## Set task
Reply with one number only: the count of lines below that contain the word "text".

*****

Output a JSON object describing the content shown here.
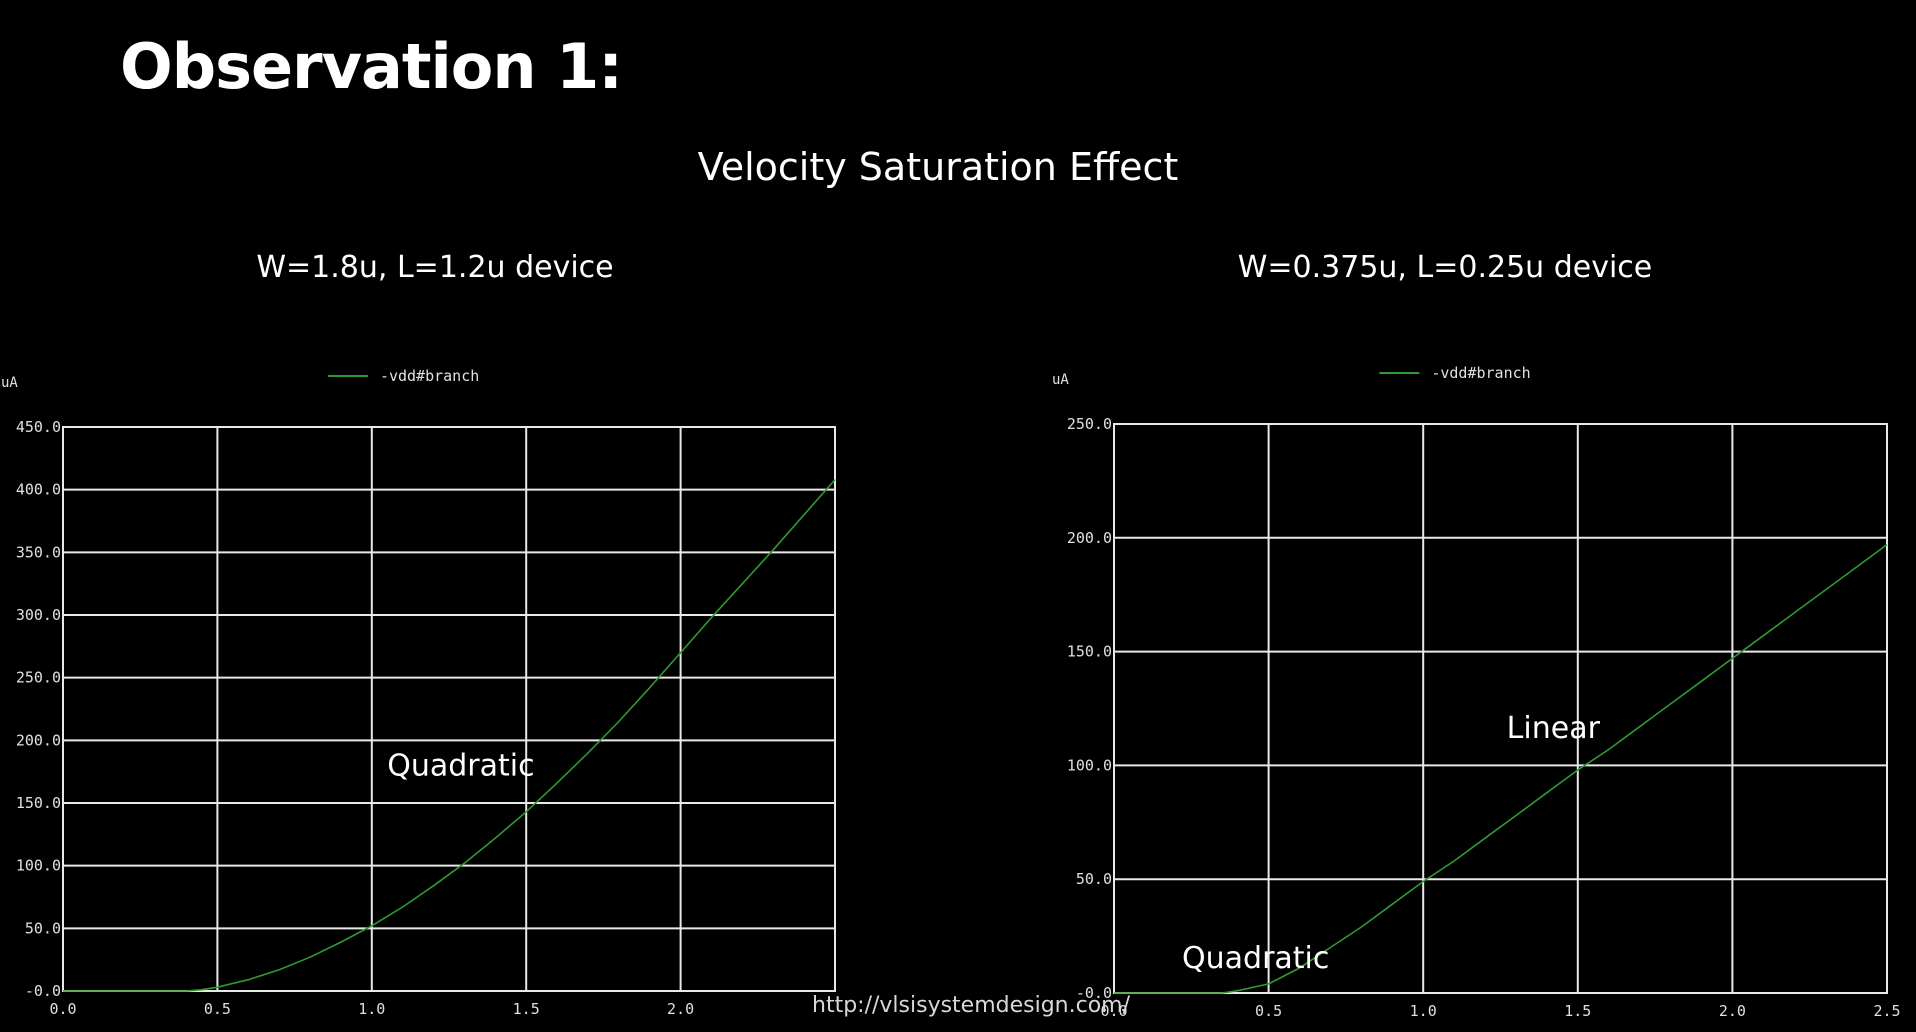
{
  "slide": {
    "heading": "Observation 1:",
    "subheading": "Velocity Saturation Effect",
    "url": "http://vlsisystemdesign.com/"
  },
  "colors": {
    "background": "#000000",
    "grid": "#e8e8e8",
    "trace": "#2f9a2f",
    "text": "#ffffff"
  },
  "chart_data": [
    {
      "type": "line",
      "device_title": "W=1.8u, L=1.2u device",
      "title": "",
      "xlabel": "",
      "ylabel": "uA",
      "xlim": [
        0,
        2.5
      ],
      "ylim": [
        0,
        450
      ],
      "xticks": [
        0.0,
        0.5,
        1.0,
        1.5,
        2.0
      ],
      "xtick_labels": [
        "0.0",
        "0.5",
        "1.0",
        "1.5",
        "2.0"
      ],
      "yticks": [
        0,
        50,
        100,
        150,
        200,
        250,
        300,
        350,
        400,
        450
      ],
      "ytick_labels": [
        "-0.0",
        "50.0",
        "100.0",
        "150.0",
        "200.0",
        "250.0",
        "300.0",
        "350.0",
        "400.0",
        "450.0"
      ],
      "grid": true,
      "legend": "top-center",
      "series": [
        {
          "name": "-vdd#branch",
          "x": [
            0.0,
            0.4,
            0.45,
            0.5,
            0.6,
            0.7,
            0.8,
            0.9,
            1.0,
            1.1,
            1.2,
            1.3,
            1.4,
            1.5,
            1.6,
            1.7,
            1.8,
            1.9,
            2.0,
            2.1,
            2.2,
            2.3,
            2.4,
            2.5
          ],
          "y": [
            0,
            0,
            1,
            3,
            9,
            17,
            27,
            39,
            52,
            67,
            84,
            102,
            122,
            143,
            166,
            190,
            215,
            242,
            270,
            298,
            325,
            352,
            380,
            408
          ]
        }
      ],
      "annotations": [
        {
          "text": "Quadratic",
          "x": 1.05,
          "y": 172
        }
      ]
    },
    {
      "type": "line",
      "device_title": "W=0.375u, L=0.25u device",
      "title": "",
      "xlabel": "",
      "ylabel": "uA",
      "xlim": [
        0,
        2.5
      ],
      "ylim": [
        0,
        250
      ],
      "xticks": [
        0.0,
        0.5,
        1.0,
        1.5,
        2.0,
        2.5
      ],
      "xtick_labels": [
        "0.0",
        "0.5",
        "1.0",
        "1.5",
        "2.0",
        "2.5"
      ],
      "yticks": [
        0,
        50,
        100,
        150,
        200,
        250
      ],
      "ytick_labels": [
        "-0.0",
        "50.0",
        "100.0",
        "150.0",
        "200.0",
        "250.0"
      ],
      "grid": true,
      "legend": "top-center",
      "series": [
        {
          "name": "-vdd#branch",
          "x": [
            0.0,
            0.35,
            0.4,
            0.5,
            0.6,
            0.7,
            0.8,
            0.9,
            1.0,
            1.1,
            1.2,
            1.3,
            1.4,
            1.5,
            1.6,
            1.7,
            1.8,
            1.9,
            2.0,
            2.1,
            2.2,
            2.3,
            2.4,
            2.5
          ],
          "y": [
            0,
            0,
            1,
            4,
            11,
            20,
            29,
            39,
            49,
            58,
            68,
            78,
            88,
            98,
            107,
            117,
            127,
            137,
            147,
            157,
            167,
            177,
            187,
            197
          ]
        }
      ],
      "annotations": [
        {
          "text": "Linear",
          "x": 1.27,
          "y": 112
        },
        {
          "text": "Quadratic",
          "x": 0.22,
          "y": 11
        }
      ]
    }
  ]
}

*****

## Exercise response
4